_WHAT IS NEEDED:_
Make an exact copy of all the data.

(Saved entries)
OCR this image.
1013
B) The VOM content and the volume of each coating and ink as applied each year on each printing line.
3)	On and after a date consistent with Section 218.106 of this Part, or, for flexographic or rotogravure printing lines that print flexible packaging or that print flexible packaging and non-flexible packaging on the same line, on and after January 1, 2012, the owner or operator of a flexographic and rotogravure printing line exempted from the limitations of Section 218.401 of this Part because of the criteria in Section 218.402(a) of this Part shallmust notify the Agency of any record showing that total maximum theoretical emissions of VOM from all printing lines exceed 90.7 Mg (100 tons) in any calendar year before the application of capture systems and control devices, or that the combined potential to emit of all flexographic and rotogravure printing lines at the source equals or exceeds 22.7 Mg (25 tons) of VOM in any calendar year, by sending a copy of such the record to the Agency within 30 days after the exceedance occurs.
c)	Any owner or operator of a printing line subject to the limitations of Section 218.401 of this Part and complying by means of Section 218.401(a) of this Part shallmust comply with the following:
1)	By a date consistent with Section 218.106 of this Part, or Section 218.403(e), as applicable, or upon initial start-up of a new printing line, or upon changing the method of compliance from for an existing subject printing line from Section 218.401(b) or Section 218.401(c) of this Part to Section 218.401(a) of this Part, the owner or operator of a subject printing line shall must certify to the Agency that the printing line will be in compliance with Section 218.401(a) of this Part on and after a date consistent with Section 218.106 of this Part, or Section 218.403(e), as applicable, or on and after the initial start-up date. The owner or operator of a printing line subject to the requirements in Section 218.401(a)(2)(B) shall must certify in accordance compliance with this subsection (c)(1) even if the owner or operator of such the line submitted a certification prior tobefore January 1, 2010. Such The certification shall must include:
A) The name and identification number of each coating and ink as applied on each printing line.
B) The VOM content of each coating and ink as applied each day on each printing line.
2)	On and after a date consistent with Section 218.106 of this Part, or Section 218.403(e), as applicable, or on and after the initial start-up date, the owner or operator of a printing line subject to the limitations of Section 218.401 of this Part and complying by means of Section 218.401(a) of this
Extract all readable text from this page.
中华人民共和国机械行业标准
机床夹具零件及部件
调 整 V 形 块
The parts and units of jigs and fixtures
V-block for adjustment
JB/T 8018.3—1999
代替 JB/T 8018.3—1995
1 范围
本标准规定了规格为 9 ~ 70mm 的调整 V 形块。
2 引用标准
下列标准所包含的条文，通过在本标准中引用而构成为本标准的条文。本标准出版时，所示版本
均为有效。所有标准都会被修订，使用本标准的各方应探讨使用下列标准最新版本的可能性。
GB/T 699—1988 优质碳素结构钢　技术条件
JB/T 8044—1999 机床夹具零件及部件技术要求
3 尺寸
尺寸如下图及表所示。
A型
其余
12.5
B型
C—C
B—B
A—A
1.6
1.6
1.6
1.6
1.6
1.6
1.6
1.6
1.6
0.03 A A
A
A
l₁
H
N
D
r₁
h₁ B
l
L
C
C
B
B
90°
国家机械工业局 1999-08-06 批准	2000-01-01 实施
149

_TASK SOLUTION:_
OCR this image.
1013
B) The VOM content and the volume of each coating and ink as applied each year on each printing line.
3)	On and after a date consistent with Section 218.106 of this Part, or, for flexographic or rotogravure printing lines that print flexible packaging or that print flexible packaging and non-flexible packaging on the same line, on and after January 1, 2012, the owner or operator of a flexographic and rotogravure printing line exempted from the limitations of Section 218.401 of this Part because of the criteria in Section 218.402(a) of this Part shallmust notify the Agency of any record showing that total maximum theoretical emissions of VOM from all printing lines exceed 90.7 Mg (100 tons) in any calendar year before the application of capture systems and control devices, or that the combined potential to emit of all flexographic and rotogravure printing lines at the source equals or exceeds 22.7 Mg (25 tons) of VOM in any calendar year, by sending a copy of such the record to the Agency within 30 days after the exceedance occurs.
c)	Any owner or operator of a printing line subject to the limitations of Section 218.401 of this Part and complying by means of Section 218.401(a) of this Part shallmust comply with the following:
1)	By a date consistent with Section 218.106 of this Part, or Section 218.403(e), as applicable, or upon initial start-up of a new printing line, or upon changing the method of compliance from for an existing subject printing line from Section 218.401(b) or Section 218.401(c) of this Part to Section 218.401(a) of this Part, the owner or operator of a subject printing line shall must certify to the Agency that the printing line will be in compliance with Section 218.401(a) of this Part on and after a date consistent with Section 218.106 of this Part, or Section 218.403(e), as applicable, or on and after the initial start-up date. The owner or operator of a printing line subject to the requirements in Section 218.401(a)(2)(B) shall must certify in accordance compliance with this subsection (c)(1) even if the owner or operator of such the line submitted a certification prior tobefore January 1, 2010. Such The certification shall must include:
A) The name and identification number of each coating and ink as applied on each printing line.
B) The VOM content of each coating and ink as applied each day on each printing line.
2)	On and after a date consistent with Section 218.106 of this Part, or Section 218.403(e), as applicable, or on and after the initial start-up date, the owner or operator of a printing line subject to the limitations of Section 218.401 of this Part and complying by means of Section 218.401(a) of this
Extract all readable text from this page.
中华人民共和国机械行业标准
机床夹具零件及部件
调 整 V 形 块
The parts and units of jigs and fixtures
V-block for adjustment
JB/T 8018.3—1999
代替 JB/T 8018.3—1995
1 范围
本标准规定了规格为 9 ~ 70mm 的调整 V 形块。
2 引用标准
下列标准所包含的条文，通过在本标准中引用而构成为本标准的条文。本标准出版时，所示版本
均为有效。所有标准都会被修订，使用本标准的各方应探讨使用下列标准最新版本的可能性。
GB/T 699—1988 优质碳素结构钢　技术条件
JB/T 8044—1999 机床夹具零件及部件技术要求
3 尺寸
尺寸如下图及表所示。
A型
其余
12.5
B型
C—C
B—B
A—A
1.6
1.6
1.6
1.6
1.6
1.6
1.6
1.6
1.6
0.03 A A
A
A
l₁
H
N
D
r₁
h₁ B
l
L
C
C
B
B
90°
国家机械工业局 1999-08-06 批准	2000-01-01 实施
149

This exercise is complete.